----- TEXTO PARA LER

E- Perante esta desconhecida factualidade e perante o facto de, no entender da Apelante, ser impossível transacionar o imóvel quando existia uma reserva de propriedade, a Recorrente deu nota disso mesmo ao Tribunal.
F- No entanto, o Tribunal a quo desconsiderou o que foi alertado pela Recorrente, imiscuindo-se [sic] de a apreciar quando, mesmo se não alegada, teria obrigação de o fazer uma vez que estamos perante uma nulidade, que é de conhecimento oficioso.
G- Se for seguido este entendimento do Tribunal a quo está encontrada a solução (perigosa) para tornar negócios nulos em negócios válidos, com a chancela dos Tribunais.
H- Esta não apreciação consubstancia-se numa omissão de pronúncia, que fere a sentença de nulidade.
I- A respeito da matéria de facto, entende a Recorrente que, salvo melhor opinião, o ponto “1” e “2” dos factos provados foram incorretamente julgados, bem como deverão ser aditados novos factos à matéria de facto assente, segundo o que resultou da prova produzida em audiência de julgamento e da prova documental junta aos autos.

----------
----- MATERIAL

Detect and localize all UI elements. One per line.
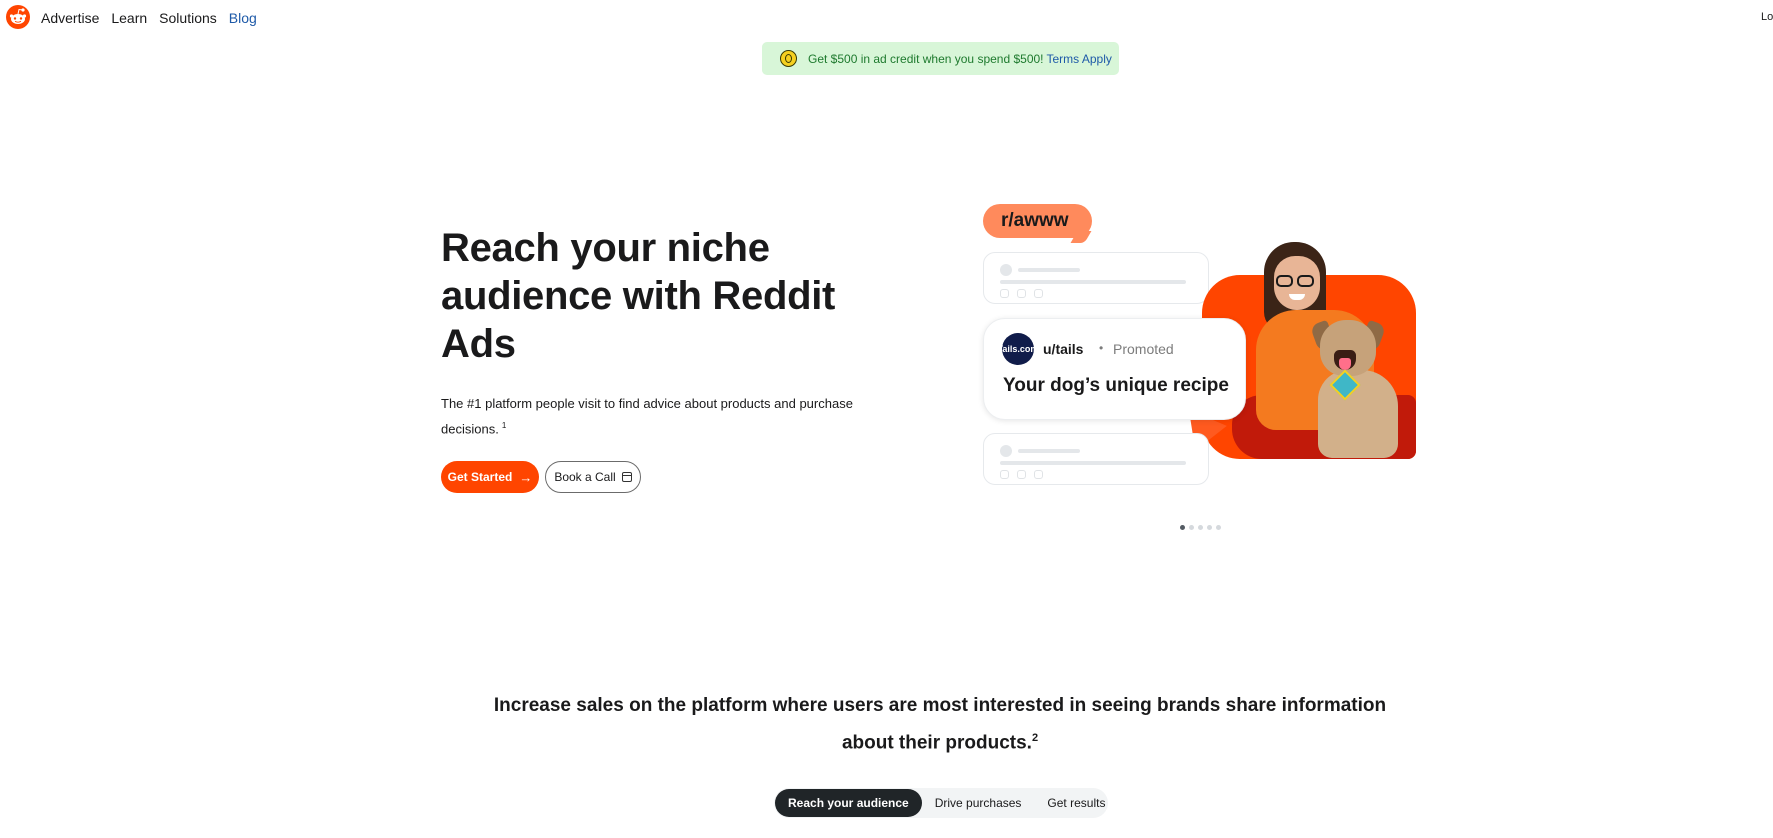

----------

> **AS TAREFAS**:
A: Responda a estas perguntas sobre o excerto do recurso:
(i) Por que razão, segundo a Recorrente, o Tribunal a quo teria obrigação de apreciar a questão, mesmo não alegada?
(ii) Em que se consubstancia a não apreciação por parte do Tribunal?
(iii) Que pontos dos factos provados a Recorrente considera incorretamente julgados?
B: Retome o excerto do recurso a partir do ponto em que termina.

> **RESPOSTAS**:
A:
(i) Porque se está perante uma nulidade, que é de conhecimento oficioso.
(ii) Numa omissão de pronúncia, que fere a sentença de nulidade.
(iii) Os pontos "1" e "2".

B:
J- Em resultado da prova documental – os documentos de registo da conservatória – deverão ser aditados os seguintes pontos à matéria de facto dada como provada:
12. Em 08/08/2018, a sociedade comercial “B..., Lda.” (NIPC ...) vendeu o veículo automóvel com a matrícula ..-VH-.. à sociedade comercial “A..., S.A.” (NIPC ...).
13. Em 12/10/2018 ficou averbado no registo automóvel o negócio celebrado entre as sociedades comerciais “B..., Lda.” e “A..., S.A.”.
14. Em 04/10/2018, a sociedade comercial “A..., S.A.” (NIPC ...) vendeu o veículo automóvel com a matrícula ..-VH-.. ao insolvente, ficando reservada para aquela a reserva de propriedade do veículo.
15. Em 12/10/2018 ficou averbado no registo automóvel o negócio celebrado entre a sociedade comercia “A..., S.A.” e o insolvente.
K- Deverão ser alterados os pontos 1. e 2. para a seguinte redação:
1. Em 20/12/2022, o Autor e o Insolvente acordaram verbalmente na transmissão da propriedade do veículo com matrícula ..-VH-.., para o Autor, mediante o pagamento da quantia de 6.166,93 euros que o Autor tinha em divida naquela data, para com a sociedade “A..., S.A.” referente ao contrato de crédito que lhe havia sido concedido para aquisição daquele veículo.
2. Acordaram ainda que, o registo de tal transmissão a favor do Autor ocorreria de imediato.
L- Primeiro, não pode ser dado como provado que o negócio se fez em 2021, porque isso corresponde a um negócio nulo, por venda de bens alheios.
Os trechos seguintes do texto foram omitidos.